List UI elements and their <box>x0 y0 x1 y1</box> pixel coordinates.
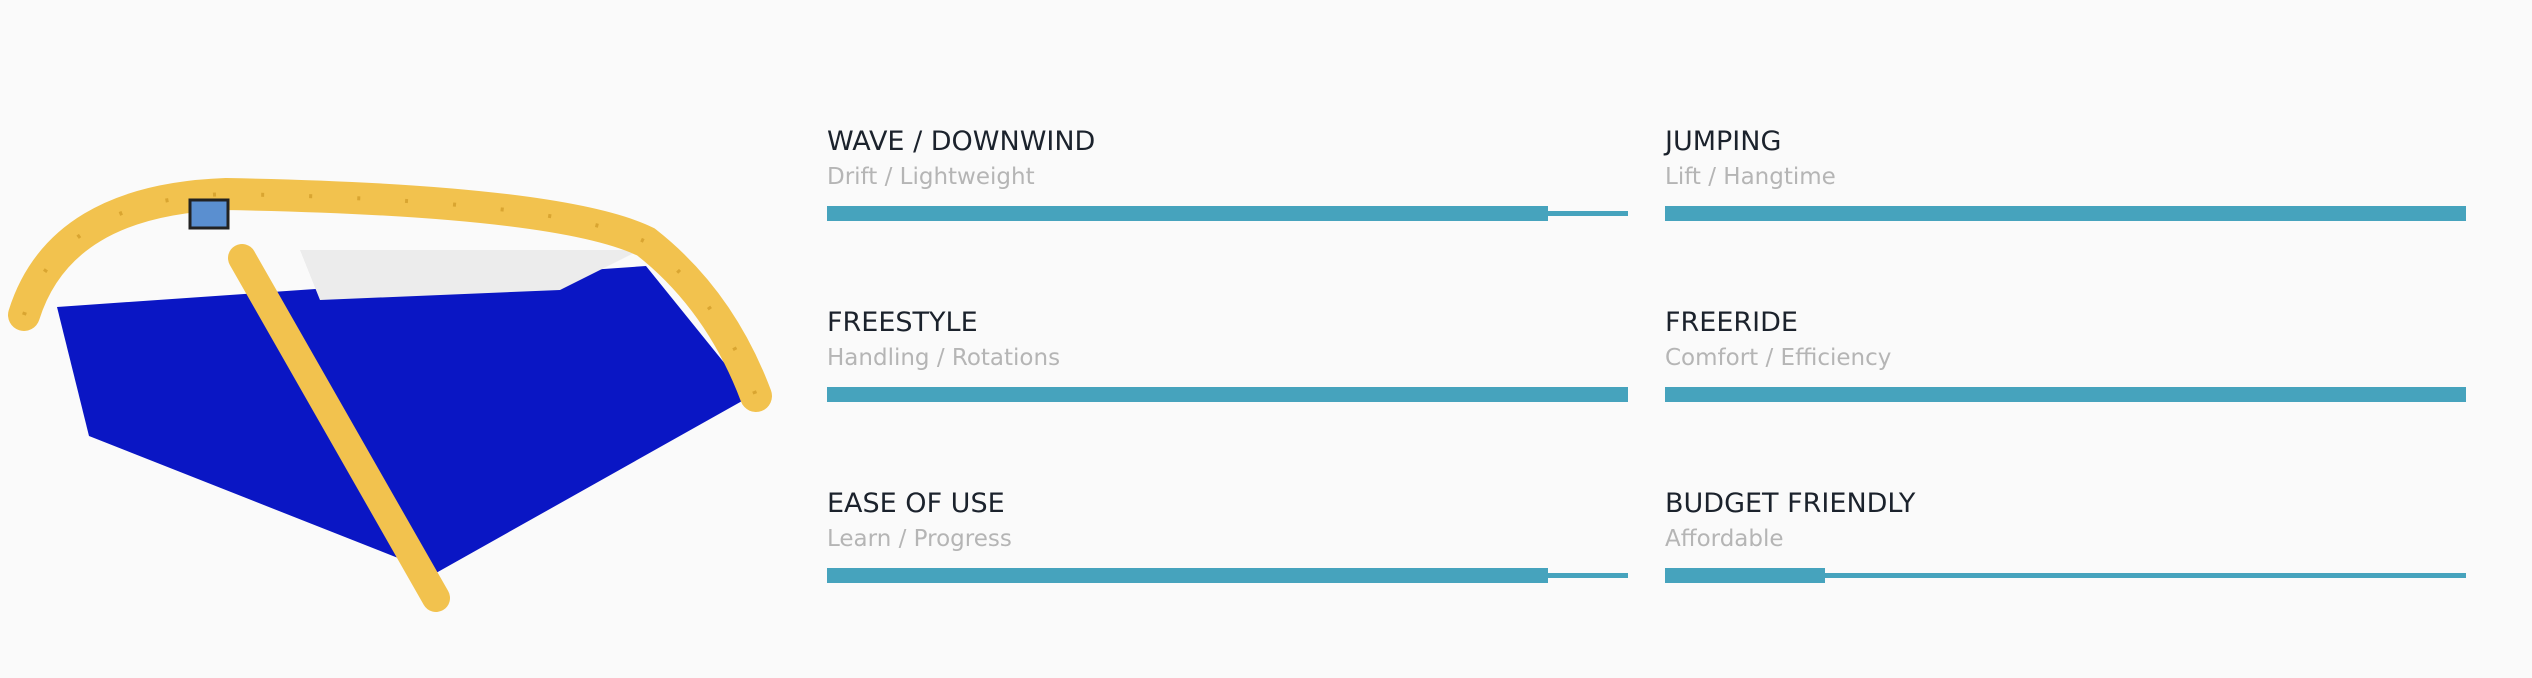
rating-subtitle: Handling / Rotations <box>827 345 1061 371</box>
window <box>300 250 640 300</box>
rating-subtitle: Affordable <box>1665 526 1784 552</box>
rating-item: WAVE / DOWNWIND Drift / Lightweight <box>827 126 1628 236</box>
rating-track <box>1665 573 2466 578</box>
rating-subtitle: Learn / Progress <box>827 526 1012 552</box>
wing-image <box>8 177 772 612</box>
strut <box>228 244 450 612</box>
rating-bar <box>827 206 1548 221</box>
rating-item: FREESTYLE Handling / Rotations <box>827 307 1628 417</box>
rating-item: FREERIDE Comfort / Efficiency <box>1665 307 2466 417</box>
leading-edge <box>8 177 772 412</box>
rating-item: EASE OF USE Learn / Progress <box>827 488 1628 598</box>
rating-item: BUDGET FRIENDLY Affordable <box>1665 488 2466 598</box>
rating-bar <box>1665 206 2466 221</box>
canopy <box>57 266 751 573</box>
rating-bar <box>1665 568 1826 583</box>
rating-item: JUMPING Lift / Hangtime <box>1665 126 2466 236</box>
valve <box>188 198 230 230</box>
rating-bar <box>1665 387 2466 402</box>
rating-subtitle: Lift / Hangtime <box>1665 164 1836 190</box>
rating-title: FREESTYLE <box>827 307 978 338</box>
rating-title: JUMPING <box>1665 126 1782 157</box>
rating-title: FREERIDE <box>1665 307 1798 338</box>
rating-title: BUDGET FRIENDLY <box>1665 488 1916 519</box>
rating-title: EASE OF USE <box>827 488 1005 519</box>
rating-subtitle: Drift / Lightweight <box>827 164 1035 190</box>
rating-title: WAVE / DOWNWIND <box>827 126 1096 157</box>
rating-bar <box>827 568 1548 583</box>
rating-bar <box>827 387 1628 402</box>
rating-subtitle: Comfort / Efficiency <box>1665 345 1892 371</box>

========================================================================

### TASK PROMPT
Copy the rows between the line holding "rating-subtitle: Handling /" and the line holding "rating-track <box>1665 573 2466 578</box>", inclusive, reproducing each one character for character.

### TASK RESPONSE
rating-subtitle: Handling / Rotations <box>827 345 1061 371</box>
window <box>300 250 640 300</box>
rating-subtitle: Affordable <box>1665 526 1784 552</box>
rating-item: WAVE / DOWNWIND Drift / Lightweight <box>827 126 1628 236</box>
rating-track <box>1665 573 2466 578</box>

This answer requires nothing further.